Reproduce the lines from the first one through the line containing "desktop-apps-first-label: При сортировке", inclusive, substituting "Стартовый экран" for "Начальный экран" and leaving everything else unchanged.

MATERIAL PROVIDED:
════════════════

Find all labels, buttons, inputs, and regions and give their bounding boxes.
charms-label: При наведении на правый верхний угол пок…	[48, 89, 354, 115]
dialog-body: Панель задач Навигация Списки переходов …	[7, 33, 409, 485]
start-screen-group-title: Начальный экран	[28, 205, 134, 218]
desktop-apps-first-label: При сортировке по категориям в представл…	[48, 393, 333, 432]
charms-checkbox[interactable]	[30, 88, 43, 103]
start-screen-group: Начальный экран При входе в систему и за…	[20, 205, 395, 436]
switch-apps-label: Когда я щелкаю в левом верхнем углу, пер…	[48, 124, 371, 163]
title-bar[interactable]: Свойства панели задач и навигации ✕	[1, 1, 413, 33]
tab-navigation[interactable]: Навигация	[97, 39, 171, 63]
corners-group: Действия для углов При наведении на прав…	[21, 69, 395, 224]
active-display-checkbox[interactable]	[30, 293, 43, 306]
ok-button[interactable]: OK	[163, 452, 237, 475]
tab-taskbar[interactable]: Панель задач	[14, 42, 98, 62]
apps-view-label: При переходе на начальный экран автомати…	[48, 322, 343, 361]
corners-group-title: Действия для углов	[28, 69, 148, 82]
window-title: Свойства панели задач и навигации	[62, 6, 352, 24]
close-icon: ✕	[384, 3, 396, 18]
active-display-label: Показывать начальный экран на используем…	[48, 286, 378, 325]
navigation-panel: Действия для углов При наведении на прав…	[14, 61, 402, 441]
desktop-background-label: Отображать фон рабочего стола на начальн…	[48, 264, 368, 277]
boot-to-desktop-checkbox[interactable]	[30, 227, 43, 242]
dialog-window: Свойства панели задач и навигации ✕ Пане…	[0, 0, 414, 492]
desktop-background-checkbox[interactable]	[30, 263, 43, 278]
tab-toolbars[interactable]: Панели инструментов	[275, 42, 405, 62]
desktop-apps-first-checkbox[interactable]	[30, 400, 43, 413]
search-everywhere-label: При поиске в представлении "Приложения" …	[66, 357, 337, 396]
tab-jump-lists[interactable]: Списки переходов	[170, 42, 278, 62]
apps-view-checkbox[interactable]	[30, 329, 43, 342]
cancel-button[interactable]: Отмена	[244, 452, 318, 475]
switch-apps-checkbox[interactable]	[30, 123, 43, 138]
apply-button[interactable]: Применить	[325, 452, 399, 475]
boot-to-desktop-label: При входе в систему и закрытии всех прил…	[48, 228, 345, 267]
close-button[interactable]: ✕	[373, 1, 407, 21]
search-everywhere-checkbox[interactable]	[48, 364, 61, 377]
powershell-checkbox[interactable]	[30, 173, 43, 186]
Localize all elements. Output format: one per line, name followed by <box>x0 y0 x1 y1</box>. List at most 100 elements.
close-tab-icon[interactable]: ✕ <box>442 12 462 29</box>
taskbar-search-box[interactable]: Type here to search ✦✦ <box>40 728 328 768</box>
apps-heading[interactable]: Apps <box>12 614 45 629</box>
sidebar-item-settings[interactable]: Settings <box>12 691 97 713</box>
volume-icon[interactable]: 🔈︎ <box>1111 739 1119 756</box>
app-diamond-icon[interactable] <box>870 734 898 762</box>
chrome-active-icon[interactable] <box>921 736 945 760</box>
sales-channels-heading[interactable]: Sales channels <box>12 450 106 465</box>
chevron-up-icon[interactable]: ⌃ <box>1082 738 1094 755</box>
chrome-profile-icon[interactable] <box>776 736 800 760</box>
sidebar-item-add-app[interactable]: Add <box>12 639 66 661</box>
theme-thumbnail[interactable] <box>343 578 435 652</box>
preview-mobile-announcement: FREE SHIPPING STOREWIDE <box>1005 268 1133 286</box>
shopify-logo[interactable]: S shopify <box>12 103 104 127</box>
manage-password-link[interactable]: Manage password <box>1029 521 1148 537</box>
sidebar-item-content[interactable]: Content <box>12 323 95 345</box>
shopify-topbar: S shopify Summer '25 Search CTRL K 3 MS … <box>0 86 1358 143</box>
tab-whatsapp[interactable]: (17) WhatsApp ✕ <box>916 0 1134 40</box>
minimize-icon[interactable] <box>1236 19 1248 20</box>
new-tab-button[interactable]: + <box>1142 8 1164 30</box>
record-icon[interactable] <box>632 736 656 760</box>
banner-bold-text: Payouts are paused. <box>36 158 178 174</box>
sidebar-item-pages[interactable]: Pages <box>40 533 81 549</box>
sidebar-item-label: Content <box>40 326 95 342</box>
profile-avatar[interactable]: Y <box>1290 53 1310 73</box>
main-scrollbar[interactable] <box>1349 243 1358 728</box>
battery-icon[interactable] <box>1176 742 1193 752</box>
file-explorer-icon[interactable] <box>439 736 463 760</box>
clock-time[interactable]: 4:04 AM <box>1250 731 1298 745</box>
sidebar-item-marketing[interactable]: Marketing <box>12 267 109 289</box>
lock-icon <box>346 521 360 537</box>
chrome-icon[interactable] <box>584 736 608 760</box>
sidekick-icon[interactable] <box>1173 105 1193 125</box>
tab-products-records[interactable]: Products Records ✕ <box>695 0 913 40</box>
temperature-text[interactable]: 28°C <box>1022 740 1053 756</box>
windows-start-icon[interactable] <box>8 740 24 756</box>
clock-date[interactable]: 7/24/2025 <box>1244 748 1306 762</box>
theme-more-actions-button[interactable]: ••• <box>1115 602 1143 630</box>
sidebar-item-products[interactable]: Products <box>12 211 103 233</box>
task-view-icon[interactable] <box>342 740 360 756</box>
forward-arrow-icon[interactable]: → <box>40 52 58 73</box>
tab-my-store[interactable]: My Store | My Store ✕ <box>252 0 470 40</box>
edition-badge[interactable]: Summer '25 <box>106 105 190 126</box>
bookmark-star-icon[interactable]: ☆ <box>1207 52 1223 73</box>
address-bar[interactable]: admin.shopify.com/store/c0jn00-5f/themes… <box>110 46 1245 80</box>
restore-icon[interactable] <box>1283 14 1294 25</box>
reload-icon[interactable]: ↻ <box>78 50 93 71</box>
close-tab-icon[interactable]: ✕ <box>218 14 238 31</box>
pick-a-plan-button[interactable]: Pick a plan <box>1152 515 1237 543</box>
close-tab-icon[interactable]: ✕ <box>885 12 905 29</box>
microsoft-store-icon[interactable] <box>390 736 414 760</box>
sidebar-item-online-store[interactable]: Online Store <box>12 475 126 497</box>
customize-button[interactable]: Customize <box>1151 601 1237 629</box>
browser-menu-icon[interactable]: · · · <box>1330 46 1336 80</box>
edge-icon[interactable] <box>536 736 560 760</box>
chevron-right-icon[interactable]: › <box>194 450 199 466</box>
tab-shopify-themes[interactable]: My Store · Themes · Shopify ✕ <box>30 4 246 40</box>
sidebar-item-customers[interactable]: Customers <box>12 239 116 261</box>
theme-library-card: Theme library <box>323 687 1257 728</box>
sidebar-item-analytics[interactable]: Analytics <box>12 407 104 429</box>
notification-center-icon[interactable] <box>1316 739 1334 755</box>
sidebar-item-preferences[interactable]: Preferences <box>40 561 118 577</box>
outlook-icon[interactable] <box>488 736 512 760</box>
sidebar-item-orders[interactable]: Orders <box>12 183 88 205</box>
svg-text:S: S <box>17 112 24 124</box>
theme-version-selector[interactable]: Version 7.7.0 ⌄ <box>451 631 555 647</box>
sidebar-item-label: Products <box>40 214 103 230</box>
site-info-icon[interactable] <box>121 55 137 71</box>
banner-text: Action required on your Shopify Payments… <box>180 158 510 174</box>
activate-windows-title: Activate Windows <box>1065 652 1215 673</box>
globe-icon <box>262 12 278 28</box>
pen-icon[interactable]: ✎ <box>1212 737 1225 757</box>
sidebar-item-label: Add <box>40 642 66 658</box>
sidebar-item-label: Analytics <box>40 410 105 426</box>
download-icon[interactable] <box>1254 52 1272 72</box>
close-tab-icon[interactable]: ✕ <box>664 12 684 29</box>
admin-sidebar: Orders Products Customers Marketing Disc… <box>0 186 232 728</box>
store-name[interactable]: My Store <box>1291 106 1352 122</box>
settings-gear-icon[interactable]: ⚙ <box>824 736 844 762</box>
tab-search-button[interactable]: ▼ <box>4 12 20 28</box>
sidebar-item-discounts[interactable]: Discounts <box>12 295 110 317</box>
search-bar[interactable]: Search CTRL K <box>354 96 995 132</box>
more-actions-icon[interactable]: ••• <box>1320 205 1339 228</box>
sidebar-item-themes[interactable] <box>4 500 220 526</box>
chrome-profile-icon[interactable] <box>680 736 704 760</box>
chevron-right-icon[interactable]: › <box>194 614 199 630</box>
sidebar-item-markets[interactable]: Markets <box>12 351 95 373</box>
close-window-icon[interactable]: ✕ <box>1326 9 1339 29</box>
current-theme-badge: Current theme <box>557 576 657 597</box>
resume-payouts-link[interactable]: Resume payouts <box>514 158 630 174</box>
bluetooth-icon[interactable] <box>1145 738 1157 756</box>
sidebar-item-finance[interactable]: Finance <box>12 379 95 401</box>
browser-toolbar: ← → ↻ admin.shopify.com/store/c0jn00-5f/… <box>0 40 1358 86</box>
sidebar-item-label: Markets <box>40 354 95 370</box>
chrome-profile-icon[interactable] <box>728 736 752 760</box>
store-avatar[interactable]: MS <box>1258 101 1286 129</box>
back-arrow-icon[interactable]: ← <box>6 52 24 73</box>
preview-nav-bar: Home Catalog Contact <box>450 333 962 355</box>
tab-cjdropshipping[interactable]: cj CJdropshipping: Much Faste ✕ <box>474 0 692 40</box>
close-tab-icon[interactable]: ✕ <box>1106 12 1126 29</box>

════════════════

TASK RESPONSE:
Find all labels, buttons, inputs, and regions and give their bounding boxes.
charms-label: При наведении на правый верхний угол пок…	[48, 89, 354, 115]
dialog-body: Панель задач Навигация Списки переходов …	[7, 33, 409, 485]
start-screen-group-title: Стартовый экран	[28, 205, 134, 218]
desktop-apps-first-label: При сортировке по категориям в представл…	[48, 393, 333, 432]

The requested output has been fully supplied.